▶ [TASK TO COMPLETE]:
Quote the whole listing word for word, please.

▶ [WORKING DATA]:
----------------
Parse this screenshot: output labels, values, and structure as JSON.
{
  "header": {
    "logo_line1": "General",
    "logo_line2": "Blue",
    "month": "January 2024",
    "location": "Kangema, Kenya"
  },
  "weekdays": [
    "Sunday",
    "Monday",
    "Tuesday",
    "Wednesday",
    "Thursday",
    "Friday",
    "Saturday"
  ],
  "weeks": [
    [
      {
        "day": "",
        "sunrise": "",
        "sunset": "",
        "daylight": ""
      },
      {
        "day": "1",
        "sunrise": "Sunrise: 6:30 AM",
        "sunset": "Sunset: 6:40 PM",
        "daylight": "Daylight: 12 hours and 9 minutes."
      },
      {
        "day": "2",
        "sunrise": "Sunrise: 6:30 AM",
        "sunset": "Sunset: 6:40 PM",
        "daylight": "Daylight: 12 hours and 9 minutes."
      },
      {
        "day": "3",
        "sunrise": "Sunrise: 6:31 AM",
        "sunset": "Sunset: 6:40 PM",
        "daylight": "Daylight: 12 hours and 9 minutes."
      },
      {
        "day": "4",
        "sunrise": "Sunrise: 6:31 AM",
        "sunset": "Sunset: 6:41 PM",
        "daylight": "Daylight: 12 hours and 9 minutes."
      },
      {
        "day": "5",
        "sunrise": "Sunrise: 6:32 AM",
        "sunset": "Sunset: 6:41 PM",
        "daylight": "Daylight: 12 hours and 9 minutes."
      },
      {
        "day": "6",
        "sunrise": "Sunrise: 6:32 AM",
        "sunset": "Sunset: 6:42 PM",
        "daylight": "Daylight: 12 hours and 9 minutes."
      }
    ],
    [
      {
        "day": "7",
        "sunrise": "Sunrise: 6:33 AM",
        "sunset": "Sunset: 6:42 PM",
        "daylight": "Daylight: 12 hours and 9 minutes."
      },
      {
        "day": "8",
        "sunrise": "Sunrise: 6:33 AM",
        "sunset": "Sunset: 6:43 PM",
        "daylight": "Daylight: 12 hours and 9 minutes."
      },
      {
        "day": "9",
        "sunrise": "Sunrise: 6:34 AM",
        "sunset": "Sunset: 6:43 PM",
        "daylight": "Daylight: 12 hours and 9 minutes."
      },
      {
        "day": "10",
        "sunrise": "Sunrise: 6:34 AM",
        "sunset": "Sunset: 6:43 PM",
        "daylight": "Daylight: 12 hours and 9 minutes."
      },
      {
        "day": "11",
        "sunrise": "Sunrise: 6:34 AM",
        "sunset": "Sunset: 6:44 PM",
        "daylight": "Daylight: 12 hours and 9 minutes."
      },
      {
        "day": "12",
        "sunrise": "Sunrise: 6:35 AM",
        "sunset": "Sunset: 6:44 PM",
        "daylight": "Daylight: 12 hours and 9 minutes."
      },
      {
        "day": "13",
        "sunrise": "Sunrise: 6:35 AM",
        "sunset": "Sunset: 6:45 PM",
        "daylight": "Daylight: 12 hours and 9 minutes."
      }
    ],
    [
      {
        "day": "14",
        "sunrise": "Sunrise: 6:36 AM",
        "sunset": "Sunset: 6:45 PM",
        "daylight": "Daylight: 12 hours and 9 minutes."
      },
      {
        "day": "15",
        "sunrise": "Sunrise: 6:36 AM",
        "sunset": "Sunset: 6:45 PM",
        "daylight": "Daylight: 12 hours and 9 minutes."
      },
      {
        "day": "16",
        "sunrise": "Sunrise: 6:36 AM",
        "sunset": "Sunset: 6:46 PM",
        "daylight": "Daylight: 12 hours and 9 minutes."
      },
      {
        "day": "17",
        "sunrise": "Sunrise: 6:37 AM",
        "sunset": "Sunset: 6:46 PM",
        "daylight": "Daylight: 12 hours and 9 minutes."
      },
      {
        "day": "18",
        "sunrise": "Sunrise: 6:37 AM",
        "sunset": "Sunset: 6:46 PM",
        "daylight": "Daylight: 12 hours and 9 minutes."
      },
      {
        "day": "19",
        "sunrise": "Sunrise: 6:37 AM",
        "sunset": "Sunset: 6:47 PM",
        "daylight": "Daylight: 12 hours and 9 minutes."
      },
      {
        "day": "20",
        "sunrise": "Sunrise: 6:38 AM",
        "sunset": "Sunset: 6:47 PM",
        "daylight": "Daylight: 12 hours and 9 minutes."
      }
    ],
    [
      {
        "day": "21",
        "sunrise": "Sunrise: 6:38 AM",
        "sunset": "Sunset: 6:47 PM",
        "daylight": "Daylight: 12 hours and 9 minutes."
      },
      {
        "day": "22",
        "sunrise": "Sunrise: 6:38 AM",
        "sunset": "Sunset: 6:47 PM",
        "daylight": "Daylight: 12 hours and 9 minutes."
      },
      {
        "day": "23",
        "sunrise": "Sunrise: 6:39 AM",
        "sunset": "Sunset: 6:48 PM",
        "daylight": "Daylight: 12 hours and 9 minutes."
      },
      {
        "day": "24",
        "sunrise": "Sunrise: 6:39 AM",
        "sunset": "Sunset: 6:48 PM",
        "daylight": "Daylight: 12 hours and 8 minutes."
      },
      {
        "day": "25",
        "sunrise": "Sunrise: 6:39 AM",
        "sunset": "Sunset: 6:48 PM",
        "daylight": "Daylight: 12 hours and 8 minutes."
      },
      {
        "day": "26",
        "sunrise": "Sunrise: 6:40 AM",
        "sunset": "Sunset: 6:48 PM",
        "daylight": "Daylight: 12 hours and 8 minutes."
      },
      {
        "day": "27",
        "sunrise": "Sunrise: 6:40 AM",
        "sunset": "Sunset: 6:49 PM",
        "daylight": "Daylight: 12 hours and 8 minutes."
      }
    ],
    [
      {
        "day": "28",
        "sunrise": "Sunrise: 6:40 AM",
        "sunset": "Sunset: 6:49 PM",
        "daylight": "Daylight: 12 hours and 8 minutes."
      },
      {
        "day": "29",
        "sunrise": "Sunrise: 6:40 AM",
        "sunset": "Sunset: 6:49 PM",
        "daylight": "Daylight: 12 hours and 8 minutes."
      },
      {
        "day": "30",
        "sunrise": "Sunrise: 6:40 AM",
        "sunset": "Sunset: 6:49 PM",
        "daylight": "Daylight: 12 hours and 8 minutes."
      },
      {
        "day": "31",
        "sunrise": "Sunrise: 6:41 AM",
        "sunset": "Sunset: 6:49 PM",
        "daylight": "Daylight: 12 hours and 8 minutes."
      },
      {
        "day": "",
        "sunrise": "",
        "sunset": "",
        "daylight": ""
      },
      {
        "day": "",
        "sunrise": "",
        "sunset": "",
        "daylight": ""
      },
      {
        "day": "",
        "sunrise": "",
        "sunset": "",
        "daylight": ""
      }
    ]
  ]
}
----------------
▶ [SOLUTION]:
Parse this screenshot: output labels, values, and structure as JSON.
{
  "header": {
    "logo_line1": "General",
    "logo_line2": "Blue",
    "month": "January 2024",
    "location": "Kangema, Kenya"
  },
  "weekdays": [
    "Sunday",
    "Monday",
    "Tuesday",
    "Wednesday",
    "Thursday",
    "Friday",
    "Saturday"
  ],
  "weeks": [
    [
      {
        "day": "",
        "sunrise": "",
        "sunset": "",
        "daylight": ""
      },
      {
        "day": "1",
        "sunrise": "Sunrise: 6:30 AM",
        "sunset": "Sunset: 6:40 PM",
        "daylight": "Daylight: 12 hours and 9 minutes."
      },
      {
        "day": "2",
        "sunrise": "Sunrise: 6:30 AM",
        "sunset": "Sunset: 6:40 PM",
        "daylight": "Daylight: 12 hours and 9 minutes."
      },
      {
        "day": "3",
        "sunrise": "Sunrise: 6:31 AM",
        "sunset": "Sunset: 6:40 PM",
        "daylight": "Daylight: 12 hours and 9 minutes."
      },
      {
        "day": "4",
        "sunrise": "Sunrise: 6:31 AM",
        "sunset": "Sunset: 6:41 PM",
        "daylight": "Daylight: 12 hours and 9 minutes."
      },
      {
        "day": "5",
        "sunrise": "Sunrise: 6:32 AM",
        "sunset": "Sunset: 6:41 PM",
        "daylight": "Daylight: 12 hours and 9 minutes."
      },
      {
        "day": "6",
        "sunrise": "Sunrise: 6:32 AM",
        "sunset": "Sunset: 6:42 PM",
        "daylight": "Daylight: 12 hours and 9 minutes."
      }
    ],
    [
      {
        "day": "7",
        "sunrise": "Sunrise: 6:33 AM",
        "sunset": "Sunset: 6:42 PM",
        "daylight": "Daylight: 12 hours and 9 minutes."
      },
      {
        "day": "8",
        "sunrise": "Sunrise: 6:33 AM",
        "sunset": "Sunset: 6:43 PM",
        "daylight": "Daylight: 12 hours and 9 minutes."
      },
      {
        "day": "9",
        "sunrise": "Sunrise: 6:34 AM",
        "sunset": "Sunset: 6:43 PM",
        "daylight": "Daylight: 12 hours and 9 minutes."
      },
      {
        "day": "10",
        "sunrise": "Sunrise: 6:34 AM",
        "sunset": "Sunset: 6:43 PM",
        "daylight": "Daylight: 12 hours and 9 minutes."
      },
      {
        "day": "11",
        "sunrise": "Sunrise: 6:34 AM",
        "sunset": "Sunset: 6:44 PM",
        "daylight": "Daylight: 12 hours and 9 minutes."
      },
      {
        "day": "12",
        "sunrise": "Sunrise: 6:35 AM",
        "sunset": "Sunset: 6:44 PM",
        "daylight": "Daylight: 12 hours and 9 minutes."
      },
      {
        "day": "13",
        "sunrise": "Sunrise: 6:35 AM",
        "sunset": "Sunset: 6:45 PM",
        "daylight": "Daylight: 12 hours and 9 minutes."
      }
    ],
    [
      {
        "day": "14",
        "sunrise": "Sunrise: 6:36 AM",
        "sunset": "Sunset: 6:45 PM",
        "daylight": "Daylight: 12 hours and 9 minutes."
      },
      {
        "day": "15",
        "sunrise": "Sunrise: 6:36 AM",
        "sunset": "Sunset: 6:45 PM",
        "daylight": "Daylight: 12 hours and 9 minutes."
      },
      {
        "day": "16",
        "sunrise": "Sunrise: 6:36 AM",
        "sunset": "Sunset: 6:46 PM",
        "daylight": "Daylight: 12 hours and 9 minutes."
      },
      {
        "day": "17",
        "sunrise": "Sunrise: 6:37 AM",
        "sunset": "Sunset: 6:46 PM",
        "daylight": "Daylight: 12 hours and 9 minutes."
      },
      {
        "day": "18",
        "sunrise": "Sunrise: 6:37 AM",
        "sunset": "Sunset: 6:46 PM",
        "daylight": "Daylight: 12 hours and 9 minutes."
      },
      {
        "day": "19",
        "sunrise": "Sunrise: 6:37 AM",
        "sunset": "Sunset: 6:47 PM",
        "daylight": "Daylight: 12 hours and 9 minutes."
      },
      {
        "day": "20",
        "sunrise": "Sunrise: 6:38 AM",
        "sunset": "Sunset: 6:47 PM",
        "daylight": "Daylight: 12 hours and 9 minutes."
      }
    ],
    [
      {
        "day": "21",
        "sunrise": "Sunrise: 6:38 AM",
        "sunset": "Sunset: 6:47 PM",
        "daylight": "Daylight: 12 hours and 9 minutes."
      },
      {
        "day": "22",
        "sunrise": "Sunrise: 6:38 AM",
        "sunset": "Sunset: 6:47 PM",
        "daylight": "Daylight: 12 hours and 9 minutes."
      },
      {
        "day": "23",
        "sunrise": "Sunrise: 6:39 AM",
        "sunset": "Sunset: 6:48 PM",
        "daylight": "Daylight: 12 hours and 9 minutes."
      },
      {
        "day": "24",
        "sunrise": "Sunrise: 6:39 AM",
        "sunset": "Sunset: 6:48 PM",
        "daylight": "Daylight: 12 hours and 8 minutes."
      },
      {
        "day": "25",
        "sunrise": "Sunrise: 6:39 AM",
        "sunset": "Sunset: 6:48 PM",
        "daylight": "Daylight: 12 hours and 8 minutes."
      },
      {
        "day": "26",
        "sunrise": "Sunrise: 6:40 AM",
        "sunset": "Sunset: 6:48 PM",
        "daylight": "Daylight: 12 hours and 8 minutes."
      },
      {
        "day": "27",
        "sunrise": "Sunrise: 6:40 AM",
        "sunset": "Sunset: 6:49 PM",
        "daylight": "Daylight: 12 hours and 8 minutes."
      }
    ],
    [
      {
        "day": "28",
        "sunrise": "Sunrise: 6:40 AM",
        "sunset": "Sunset: 6:49 PM",
        "daylight": "Daylight: 12 hours and 8 minutes."
      },
      {
        "day": "29",
        "sunrise": "Sunrise: 6:40 AM",
        "sunset": "Sunset: 6:49 PM",
        "daylight": "Daylight: 12 hours and 8 minutes."
      },
      {
        "day": "30",
        "sunrise": "Sunrise: 6:40 AM",
        "sunset": "Sunset: 6:49 PM",
        "daylight": "Daylight: 12 hours and 8 minutes."
      },
      {
        "day": "31",
        "sunrise": "Sunrise: 6:41 AM",
        "sunset": "Sunset: 6:49 PM",
        "daylight": "Daylight: 12 hours and 8 minutes."
      },
      {
        "day": "",
        "sunrise": "",
        "sunset": "",
        "daylight": ""
      },
      {
        "day": "",
        "sunrise": "",
        "sunset": "",
        "daylight": ""
      },
      {
        "day": "",
        "sunrise": "",
        "sunset": "",
        "daylight": ""
      }
    ]
  ]
}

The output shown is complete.